| EXERCISE DETAILS |
Look at each line of the records and count those with "requirement" in them. Please answer with the count alone.

━━━━━━━━━━━━━━━━━━━━

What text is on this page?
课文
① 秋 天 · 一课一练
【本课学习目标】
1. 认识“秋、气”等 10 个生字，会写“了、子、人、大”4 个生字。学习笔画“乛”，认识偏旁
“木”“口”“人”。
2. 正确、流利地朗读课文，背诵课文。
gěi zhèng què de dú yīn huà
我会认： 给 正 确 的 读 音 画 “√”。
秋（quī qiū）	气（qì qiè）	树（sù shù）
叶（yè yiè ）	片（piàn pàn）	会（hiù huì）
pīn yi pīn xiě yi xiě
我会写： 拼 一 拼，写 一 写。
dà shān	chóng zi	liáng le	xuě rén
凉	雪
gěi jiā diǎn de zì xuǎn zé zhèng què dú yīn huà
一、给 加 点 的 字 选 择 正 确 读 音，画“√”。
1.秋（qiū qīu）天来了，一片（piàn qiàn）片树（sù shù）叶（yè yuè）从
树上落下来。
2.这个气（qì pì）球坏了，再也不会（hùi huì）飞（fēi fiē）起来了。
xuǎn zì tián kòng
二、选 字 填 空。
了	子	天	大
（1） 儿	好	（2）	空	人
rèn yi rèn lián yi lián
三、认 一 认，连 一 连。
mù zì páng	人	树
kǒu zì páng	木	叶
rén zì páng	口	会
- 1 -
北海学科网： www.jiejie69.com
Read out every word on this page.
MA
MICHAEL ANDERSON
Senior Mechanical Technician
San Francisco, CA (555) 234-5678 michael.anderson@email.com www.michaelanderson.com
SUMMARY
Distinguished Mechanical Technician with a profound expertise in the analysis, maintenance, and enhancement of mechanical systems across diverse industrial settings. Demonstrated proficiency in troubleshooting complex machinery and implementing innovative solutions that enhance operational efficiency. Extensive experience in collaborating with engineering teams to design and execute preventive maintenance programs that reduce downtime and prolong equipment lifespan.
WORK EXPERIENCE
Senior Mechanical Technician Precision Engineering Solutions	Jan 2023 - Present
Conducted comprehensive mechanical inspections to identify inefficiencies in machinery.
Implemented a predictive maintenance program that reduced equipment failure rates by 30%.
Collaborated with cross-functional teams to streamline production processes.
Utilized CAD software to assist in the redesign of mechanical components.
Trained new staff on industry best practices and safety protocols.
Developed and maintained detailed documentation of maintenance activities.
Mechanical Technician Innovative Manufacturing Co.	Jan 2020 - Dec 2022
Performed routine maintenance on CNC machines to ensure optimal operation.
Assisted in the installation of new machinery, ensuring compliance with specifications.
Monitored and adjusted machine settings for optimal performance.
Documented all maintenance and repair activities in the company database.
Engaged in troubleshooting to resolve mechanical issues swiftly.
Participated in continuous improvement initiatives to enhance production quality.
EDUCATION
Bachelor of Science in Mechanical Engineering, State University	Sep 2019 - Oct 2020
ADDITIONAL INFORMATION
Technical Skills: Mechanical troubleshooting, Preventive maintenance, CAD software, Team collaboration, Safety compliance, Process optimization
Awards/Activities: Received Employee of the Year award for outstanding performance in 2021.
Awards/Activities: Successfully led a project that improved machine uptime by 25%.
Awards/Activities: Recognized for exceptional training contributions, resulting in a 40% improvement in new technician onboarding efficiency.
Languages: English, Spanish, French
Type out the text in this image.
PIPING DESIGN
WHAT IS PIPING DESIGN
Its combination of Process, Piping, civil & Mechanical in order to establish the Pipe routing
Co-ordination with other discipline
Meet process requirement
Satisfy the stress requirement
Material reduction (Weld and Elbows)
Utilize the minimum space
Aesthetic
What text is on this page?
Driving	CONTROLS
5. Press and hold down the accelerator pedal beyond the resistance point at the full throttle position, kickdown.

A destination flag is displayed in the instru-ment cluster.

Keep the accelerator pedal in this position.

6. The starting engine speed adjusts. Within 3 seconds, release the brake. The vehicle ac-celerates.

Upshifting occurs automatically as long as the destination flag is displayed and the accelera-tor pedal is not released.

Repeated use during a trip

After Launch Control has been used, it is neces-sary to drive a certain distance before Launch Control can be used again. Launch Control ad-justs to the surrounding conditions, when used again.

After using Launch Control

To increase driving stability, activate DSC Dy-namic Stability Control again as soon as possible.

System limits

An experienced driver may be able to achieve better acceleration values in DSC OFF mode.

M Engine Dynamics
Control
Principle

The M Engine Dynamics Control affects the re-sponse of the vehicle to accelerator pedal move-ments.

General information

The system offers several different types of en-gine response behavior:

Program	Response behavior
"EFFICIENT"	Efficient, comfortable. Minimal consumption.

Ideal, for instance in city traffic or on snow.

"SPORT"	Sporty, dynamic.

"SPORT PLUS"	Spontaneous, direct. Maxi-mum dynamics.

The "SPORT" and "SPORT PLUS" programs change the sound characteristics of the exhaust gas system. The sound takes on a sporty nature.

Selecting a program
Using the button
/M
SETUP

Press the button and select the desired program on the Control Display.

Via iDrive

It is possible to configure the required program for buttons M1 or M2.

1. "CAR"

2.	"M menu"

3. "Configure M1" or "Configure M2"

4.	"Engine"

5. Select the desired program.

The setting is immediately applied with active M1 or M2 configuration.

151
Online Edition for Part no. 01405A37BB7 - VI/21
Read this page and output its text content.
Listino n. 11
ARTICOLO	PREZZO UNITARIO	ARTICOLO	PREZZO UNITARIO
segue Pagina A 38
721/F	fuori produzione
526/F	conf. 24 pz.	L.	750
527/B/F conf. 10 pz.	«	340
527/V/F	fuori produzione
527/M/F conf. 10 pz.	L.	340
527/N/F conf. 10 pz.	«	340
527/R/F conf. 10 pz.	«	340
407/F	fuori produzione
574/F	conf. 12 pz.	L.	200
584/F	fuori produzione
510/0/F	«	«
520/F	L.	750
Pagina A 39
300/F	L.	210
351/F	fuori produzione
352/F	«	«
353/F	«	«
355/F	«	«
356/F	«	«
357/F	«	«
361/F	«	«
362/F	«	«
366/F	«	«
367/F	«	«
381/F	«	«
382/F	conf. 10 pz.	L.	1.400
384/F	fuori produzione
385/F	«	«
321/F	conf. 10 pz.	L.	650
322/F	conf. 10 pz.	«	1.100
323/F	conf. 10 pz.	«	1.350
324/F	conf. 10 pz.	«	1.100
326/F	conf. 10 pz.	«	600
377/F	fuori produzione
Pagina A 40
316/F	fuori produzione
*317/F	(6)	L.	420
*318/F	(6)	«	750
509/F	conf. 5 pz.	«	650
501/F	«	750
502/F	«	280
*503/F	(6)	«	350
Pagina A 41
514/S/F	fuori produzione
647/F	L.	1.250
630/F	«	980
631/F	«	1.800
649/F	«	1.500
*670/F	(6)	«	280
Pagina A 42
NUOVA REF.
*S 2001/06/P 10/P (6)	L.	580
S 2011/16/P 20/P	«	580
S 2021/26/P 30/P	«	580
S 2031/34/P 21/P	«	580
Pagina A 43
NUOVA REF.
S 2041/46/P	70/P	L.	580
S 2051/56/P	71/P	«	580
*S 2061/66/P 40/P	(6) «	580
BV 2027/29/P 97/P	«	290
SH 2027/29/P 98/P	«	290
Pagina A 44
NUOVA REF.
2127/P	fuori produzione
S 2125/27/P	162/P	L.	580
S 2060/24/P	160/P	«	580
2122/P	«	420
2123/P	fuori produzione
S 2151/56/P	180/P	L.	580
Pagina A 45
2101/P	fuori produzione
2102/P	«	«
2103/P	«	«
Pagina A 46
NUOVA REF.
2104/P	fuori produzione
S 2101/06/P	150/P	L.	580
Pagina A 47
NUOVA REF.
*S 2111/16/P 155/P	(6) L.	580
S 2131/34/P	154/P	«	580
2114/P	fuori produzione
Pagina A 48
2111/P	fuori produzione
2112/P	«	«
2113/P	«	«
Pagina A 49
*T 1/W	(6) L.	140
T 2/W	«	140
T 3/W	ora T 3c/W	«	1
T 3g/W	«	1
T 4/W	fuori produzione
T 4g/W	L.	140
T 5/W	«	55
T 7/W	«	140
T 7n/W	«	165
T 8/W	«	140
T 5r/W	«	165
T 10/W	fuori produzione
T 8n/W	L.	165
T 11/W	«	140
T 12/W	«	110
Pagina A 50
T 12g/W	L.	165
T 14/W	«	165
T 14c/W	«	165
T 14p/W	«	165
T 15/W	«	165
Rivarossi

━━━━━━━━━━━━━━━━━━━━

| ANSWER TO THIS TASK |
2